### Aim
Look over the entries that follow and work out how many lines contain "serious". State the number only.

### Input for this task
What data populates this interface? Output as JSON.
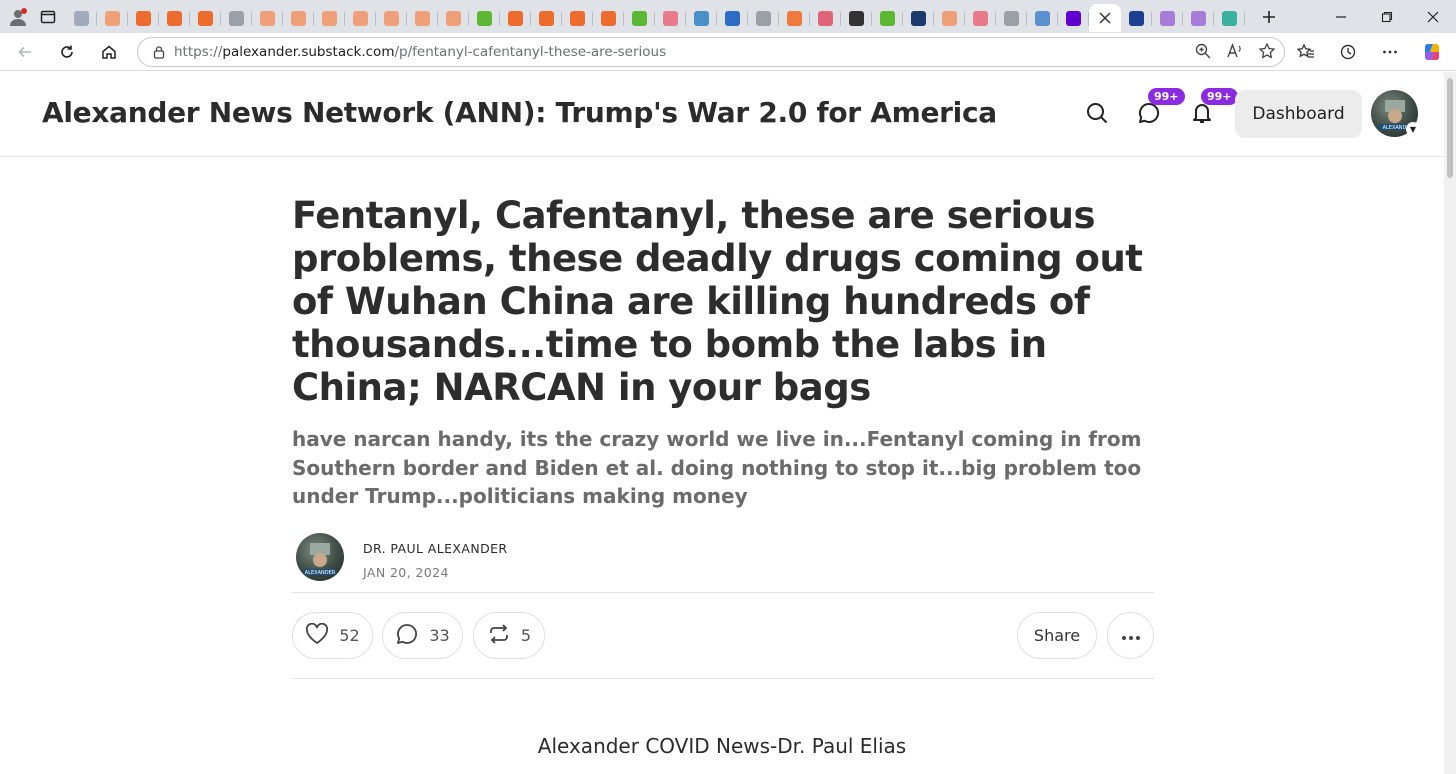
{
  "browser": {
    "url_prefix": "https://",
    "url_host": "palexander.substack.com",
    "url_path": "/p/fentanyl-cafentanyl-these-are-serious",
    "tabs": [
      {
        "icon": "search-favicon",
        "color": "#a0aabb"
      },
      {
        "icon": "substack-favicon",
        "color": "#f0a078"
      },
      {
        "icon": "substack-favicon",
        "color": "#ee6b2e"
      },
      {
        "icon": "substack-favicon",
        "color": "#ee6b2e"
      },
      {
        "icon": "substack-favicon",
        "color": "#ee6b2e"
      },
      {
        "icon": "generic-favicon",
        "color": "#9aa0a6"
      },
      {
        "icon": "substack-favicon",
        "color": "#f0a078"
      },
      {
        "icon": "substack-favicon",
        "color": "#f0a078"
      },
      {
        "icon": "substack-favicon",
        "color": "#f0a078"
      },
      {
        "icon": "substack-favicon",
        "color": "#f0a078"
      },
      {
        "icon": "substack-favicon",
        "color": "#f0a078"
      },
      {
        "icon": "substack-favicon",
        "color": "#f0a078"
      },
      {
        "icon": "substack-favicon",
        "color": "#f0a078"
      },
      {
        "icon": "rumble-favicon",
        "color": "#5cb833"
      },
      {
        "icon": "substack-favicon",
        "color": "#ee6b2e"
      },
      {
        "icon": "substack-favicon",
        "color": "#ee6b2e"
      },
      {
        "icon": "substack-favicon",
        "color": "#ee6b2e"
      },
      {
        "icon": "substack-favicon",
        "color": "#ee6b2e"
      },
      {
        "icon": "rumble-favicon",
        "color": "#5cb833"
      },
      {
        "icon": "youtube-favicon",
        "color": "#e87a8a"
      },
      {
        "icon": "translate-favicon",
        "color": "#4a90c8"
      },
      {
        "icon": "search-favicon",
        "color": "#2b6cc4"
      },
      {
        "icon": "gp-favicon",
        "color": "#9aa0a6"
      },
      {
        "icon": "blogger-favicon",
        "color": "#f07a3e"
      },
      {
        "icon": "youtube-favicon",
        "color": "#e06478"
      },
      {
        "icon": "openai-favicon",
        "color": "#333333"
      },
      {
        "icon": "rumble-favicon",
        "color": "#5cb833"
      },
      {
        "icon": "foxnews-favicon",
        "color": "#1a3a6b"
      },
      {
        "icon": "substack-favicon",
        "color": "#f0a078"
      },
      {
        "icon": "youtube-favicon",
        "color": "#e87a8a"
      },
      {
        "icon": "generic-favicon",
        "color": "#9aa0a6"
      },
      {
        "icon": "link-favicon",
        "color": "#5a8fd0"
      },
      {
        "icon": "yahoo-favicon",
        "color": "#6001d2"
      },
      {
        "icon": "close-tab-icon",
        "color": "#333333",
        "active": true
      },
      {
        "icon": "m-favicon",
        "color": "#1c3f94"
      },
      {
        "icon": "yahoo-favicon",
        "color": "#a77bd8"
      },
      {
        "icon": "yahoo-favicon",
        "color": "#a77bd8"
      },
      {
        "icon": "edge-favicon",
        "color": "#3ab0a0"
      }
    ],
    "badge_notifications": "99+",
    "badge_messages": "99+"
  },
  "site": {
    "title": "Alexander News Network (ANN): Trump's War 2.0 for America",
    "dashboard_label": "Dashboard",
    "accent_color": "#8a2be2"
  },
  "article": {
    "headline": "Fentanyl, Cafentanyl, these are serious problems, these deadly drugs coming out of Wuhan China are killing hundreds of thousands...time to bomb the labs in China; NARCAN in your bags",
    "subtitle": "have narcan handy, its the crazy world we live in...Fentanyl coming in from Southern border and Biden et al. doing nothing to stop it...big problem too under Trump...politicians making money",
    "author": "DR. PAUL ALEXANDER",
    "date": "JAN 20, 2024",
    "likes": "52",
    "comments": "33",
    "restacks": "5",
    "share_label": "Share",
    "body_first_line": "Alexander COVID News-Dr. Paul Elias"
  }
}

### Reply
2